**Task**
Repeat the entries that follow verbatim, without any of their pictures.

**Raw data**
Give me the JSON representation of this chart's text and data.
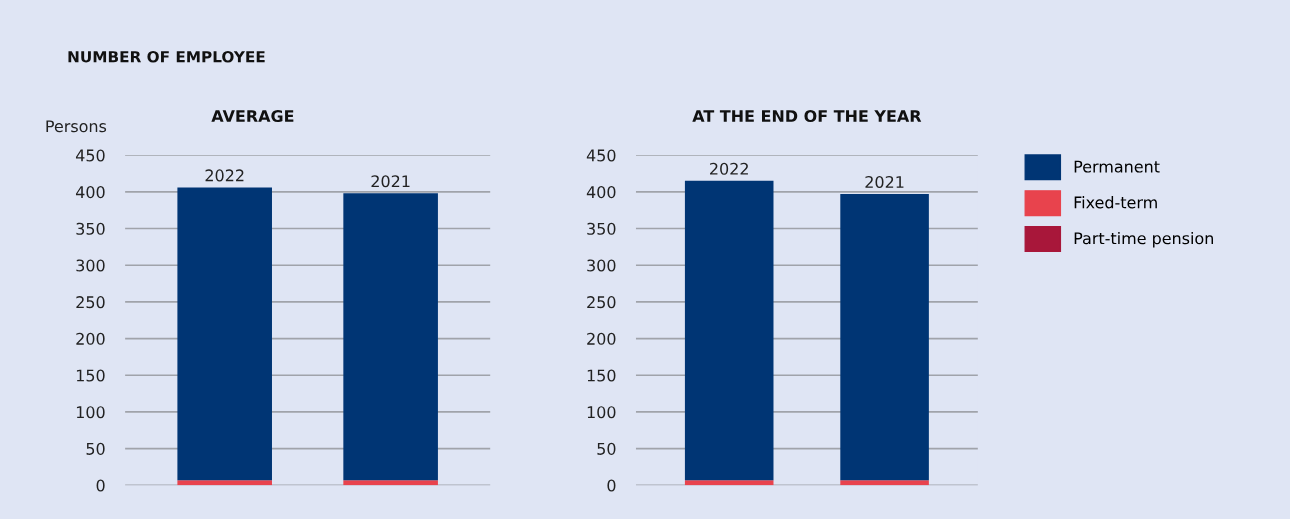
{
  "chart_data": [
    {
      "type": "bar",
      "title": "NUMBER OF EMPLOYEE",
      "subtitle": "AVERAGE",
      "ylabel": "Persons",
      "categories": [
        "2022",
        "2021"
      ],
      "stacked": true,
      "series": [
        {
          "color": "#a8173a",
          "values": [
            0,
            0
          ]
        },
        {
          "color": "#e8434d",
          "values": [
            7,
            7
          ]
        },
        {
          "color": "#003574",
          "values": [
            399,
            391
          ]
        }
      ],
      "ylim": [
        0,
        450
      ],
      "yticks": [
        0,
        50,
        100,
        150,
        200,
        250,
        300,
        350,
        400,
        450
      ],
      "grid": "y",
      "legend": false
    },
    {
      "type": "bar",
      "title": "AT THE END OF THE YEAR",
      "categories": [
        "2022",
        "2021"
      ],
      "stacked": true,
      "series": [
        {
          "name": "Part-time pension",
          "color": "#a8173a",
          "values": [
            0,
            0
          ]
        },
        {
          "name": "Fixed-term",
          "color": "#e8434d",
          "values": [
            7,
            7
          ]
        },
        {
          "name": "Permanent",
          "color": "#003574",
          "values": [
            408,
            390
          ]
        }
      ],
      "ylim": [
        0,
        450
      ],
      "yticks": [
        0,
        50,
        100,
        150,
        200,
        250,
        300,
        350,
        400,
        450
      ],
      "grid": "y",
      "legend": "right"
    }
  ]
}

**Exercise result**
Give me the JSON representation of this chart's text and data.
{
  "chart_data": [
    {
      "type": "bar",
      "title": "NUMBER OF EMPLOYEE",
      "subtitle": "AVERAGE",
      "ylabel": "Persons",
      "categories": [
        "2022",
        "2021"
      ],
      "stacked": true,
      "series": [
        {
          "color": "#a8173a",
          "values": [
            0,
            0
          ]
        },
        {
          "color": "#e8434d",
          "values": [
            7,
            7
          ]
        },
        {
          "color": "#003574",
          "values": [
            399,
            391
          ]
        }
      ],
      "ylim": [
        0,
        450
      ],
      "yticks": [
        0,
        50,
        100,
        150,
        200,
        250,
        300,
        350,
        400,
        450
      ],
      "grid": "y",
      "legend": false
    },
    {
      "type": "bar",
      "title": "AT THE END OF THE YEAR",
      "categories": [
        "2022",
        "2021"
      ],
      "stacked": true,
      "series": [
        {
          "name": "Part-time pension",
          "color": "#a8173a",
          "values": [
            0,
            0
          ]
        },
        {
          "name": "Fixed-term",
          "color": "#e8434d",
          "values": [
            7,
            7
          ]
        },
        {
          "name": "Permanent",
          "color": "#003574",
          "values": [
            408,
            390
          ]
        }
      ],
      "ylim": [
        0,
        450
      ],
      "yticks": [
        0,
        50,
        100,
        150,
        200,
        250,
        300,
        350,
        400,
        450
      ],
      "grid": "y",
      "legend": "right"
    }
  ]
}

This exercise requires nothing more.